■ Task to complete: Return the records that follow unaltered. Omit every picture.

┄┄┄┄┄┄┄┄┄┄

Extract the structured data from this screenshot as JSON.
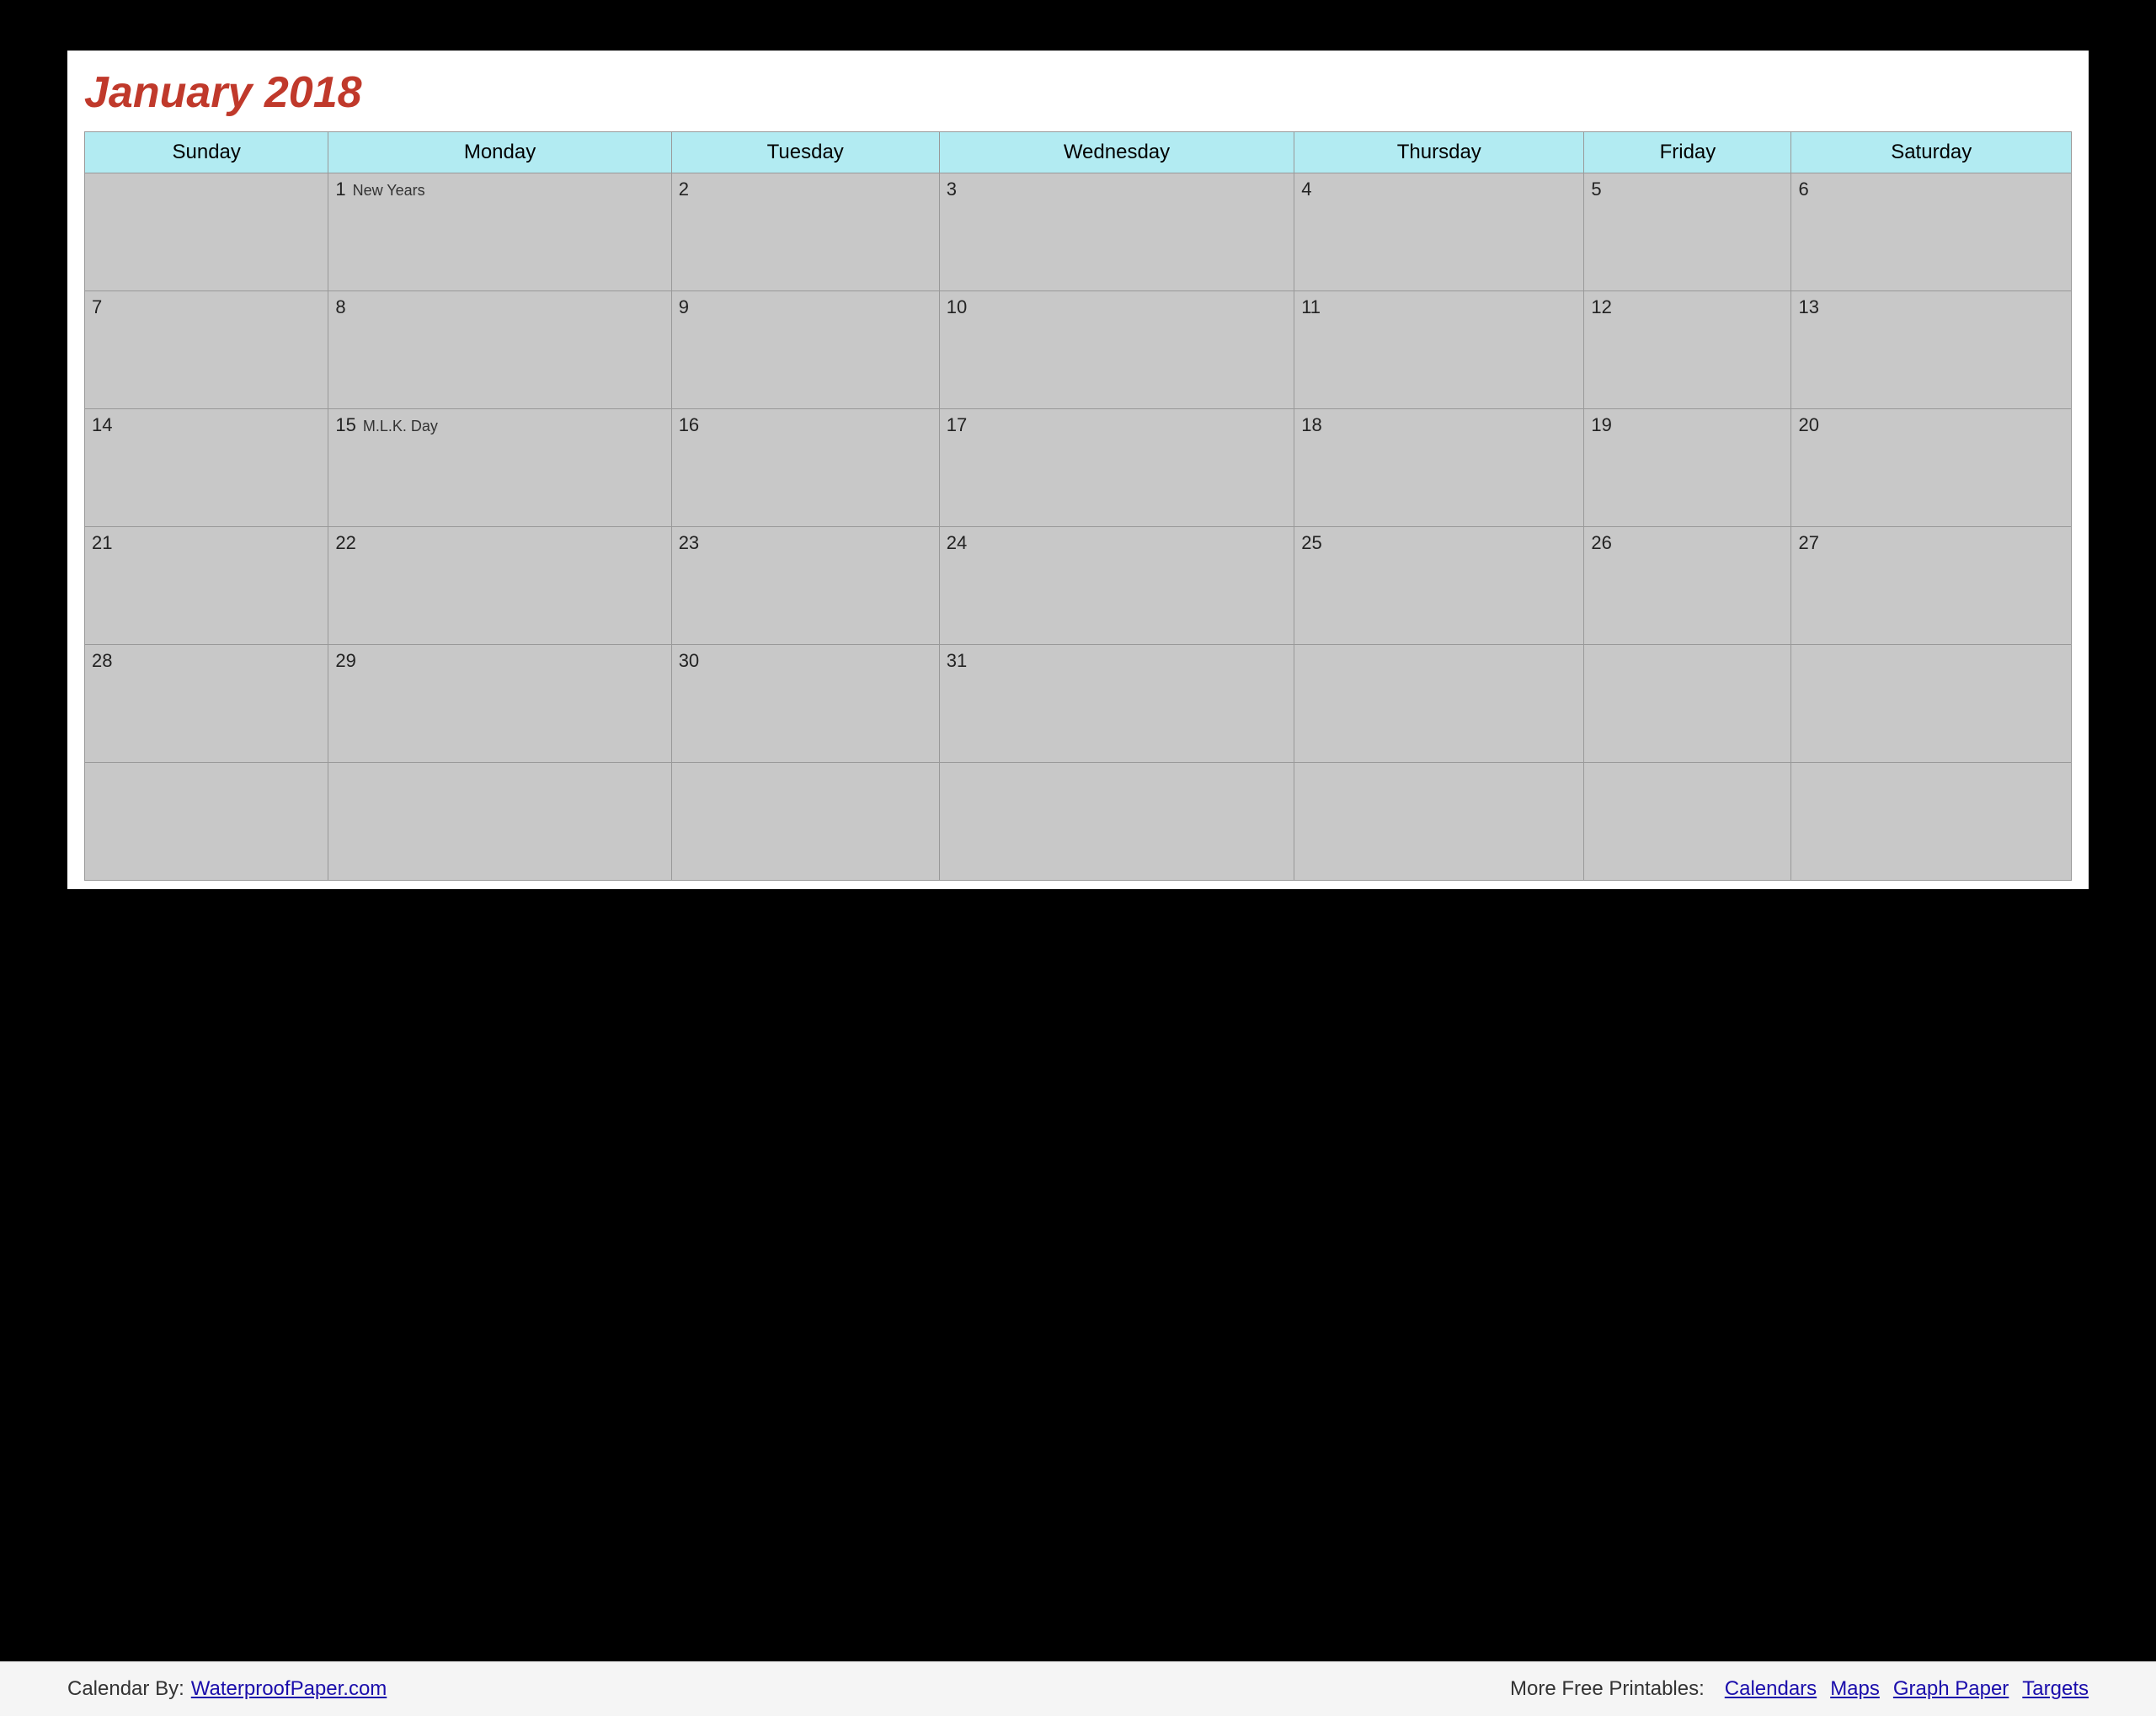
{
  "title": "January 2018",
  "days_of_week": [
    "Sunday",
    "Monday",
    "Tuesday",
    "Wednesday",
    "Thursday",
    "Friday",
    "Saturday"
  ],
  "weeks": [
    [
      {
        "day": "",
        "holiday": ""
      },
      {
        "day": "1",
        "holiday": "New Years"
      },
      {
        "day": "2",
        "holiday": ""
      },
      {
        "day": "3",
        "holiday": ""
      },
      {
        "day": "4",
        "holiday": ""
      },
      {
        "day": "5",
        "holiday": ""
      },
      {
        "day": "6",
        "holiday": ""
      }
    ],
    [
      {
        "day": "7",
        "holiday": ""
      },
      {
        "day": "8",
        "holiday": ""
      },
      {
        "day": "9",
        "holiday": ""
      },
      {
        "day": "10",
        "holiday": ""
      },
      {
        "day": "11",
        "holiday": ""
      },
      {
        "day": "12",
        "holiday": ""
      },
      {
        "day": "13",
        "holiday": ""
      }
    ],
    [
      {
        "day": "14",
        "holiday": ""
      },
      {
        "day": "15",
        "holiday": "M.L.K. Day"
      },
      {
        "day": "16",
        "holiday": ""
      },
      {
        "day": "17",
        "holiday": ""
      },
      {
        "day": "18",
        "holiday": ""
      },
      {
        "day": "19",
        "holiday": ""
      },
      {
        "day": "20",
        "holiday": ""
      }
    ],
    [
      {
        "day": "21",
        "holiday": ""
      },
      {
        "day": "22",
        "holiday": ""
      },
      {
        "day": "23",
        "holiday": ""
      },
      {
        "day": "24",
        "holiday": ""
      },
      {
        "day": "25",
        "holiday": ""
      },
      {
        "day": "26",
        "holiday": ""
      },
      {
        "day": "27",
        "holiday": ""
      }
    ],
    [
      {
        "day": "28",
        "holiday": ""
      },
      {
        "day": "29",
        "holiday": ""
      },
      {
        "day": "30",
        "holiday": ""
      },
      {
        "day": "31",
        "holiday": ""
      },
      {
        "day": "",
        "holiday": ""
      },
      {
        "day": "",
        "holiday": ""
      },
      {
        "day": "",
        "holiday": ""
      }
    ],
    [
      {
        "day": "",
        "holiday": ""
      },
      {
        "day": "",
        "holiday": ""
      },
      {
        "day": "",
        "holiday": ""
      },
      {
        "day": "",
        "holiday": ""
      },
      {
        "day": "",
        "holiday": ""
      },
      {
        "day": "",
        "holiday": ""
      },
      {
        "day": "",
        "holiday": ""
      }
    ]
  ],
  "footer": {
    "calendar_by_label": "Calendar By:",
    "waterproof_url": "WaterproofPaper.com",
    "more_free_label": "More Free Printables:",
    "links": [
      "Calendars",
      "Maps",
      "Graph Paper",
      "Targets"
    ]
  }
}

┄┄┄┄┄┄┄┄┄┄

■ Solution to the problem:
Extract the structured data from this screenshot as JSON.
{
  "title": "January 2018",
  "days_of_week": [
    "Sunday",
    "Monday",
    "Tuesday",
    "Wednesday",
    "Thursday",
    "Friday",
    "Saturday"
  ],
  "weeks": [
    [
      {
        "day": "",
        "holiday": ""
      },
      {
        "day": "1",
        "holiday": "New Years"
      },
      {
        "day": "2",
        "holiday": ""
      },
      {
        "day": "3",
        "holiday": ""
      },
      {
        "day": "4",
        "holiday": ""
      },
      {
        "day": "5",
        "holiday": ""
      },
      {
        "day": "6",
        "holiday": ""
      }
    ],
    [
      {
        "day": "7",
        "holiday": ""
      },
      {
        "day": "8",
        "holiday": ""
      },
      {
        "day": "9",
        "holiday": ""
      },
      {
        "day": "10",
        "holiday": ""
      },
      {
        "day": "11",
        "holiday": ""
      },
      {
        "day": "12",
        "holiday": ""
      },
      {
        "day": "13",
        "holiday": ""
      }
    ],
    [
      {
        "day": "14",
        "holiday": ""
      },
      {
        "day": "15",
        "holiday": "M.L.K. Day"
      },
      {
        "day": "16",
        "holiday": ""
      },
      {
        "day": "17",
        "holiday": ""
      },
      {
        "day": "18",
        "holiday": ""
      },
      {
        "day": "19",
        "holiday": ""
      },
      {
        "day": "20",
        "holiday": ""
      }
    ],
    [
      {
        "day": "21",
        "holiday": ""
      },
      {
        "day": "22",
        "holiday": ""
      },
      {
        "day": "23",
        "holiday": ""
      },
      {
        "day": "24",
        "holiday": ""
      },
      {
        "day": "25",
        "holiday": ""
      },
      {
        "day": "26",
        "holiday": ""
      },
      {
        "day": "27",
        "holiday": ""
      }
    ],
    [
      {
        "day": "28",
        "holiday": ""
      },
      {
        "day": "29",
        "holiday": ""
      },
      {
        "day": "30",
        "holiday": ""
      },
      {
        "day": "31",
        "holiday": ""
      },
      {
        "day": "",
        "holiday": ""
      },
      {
        "day": "",
        "holiday": ""
      },
      {
        "day": "",
        "holiday": ""
      }
    ],
    [
      {
        "day": "",
        "holiday": ""
      },
      {
        "day": "",
        "holiday": ""
      },
      {
        "day": "",
        "holiday": ""
      },
      {
        "day": "",
        "holiday": ""
      },
      {
        "day": "",
        "holiday": ""
      },
      {
        "day": "",
        "holiday": ""
      },
      {
        "day": "",
        "holiday": ""
      }
    ]
  ],
  "footer": {
    "calendar_by_label": "Calendar By:",
    "waterproof_url": "WaterproofPaper.com",
    "more_free_label": "More Free Printables:",
    "links": [
      "Calendars",
      "Maps",
      "Graph Paper",
      "Targets"
    ]
  }
}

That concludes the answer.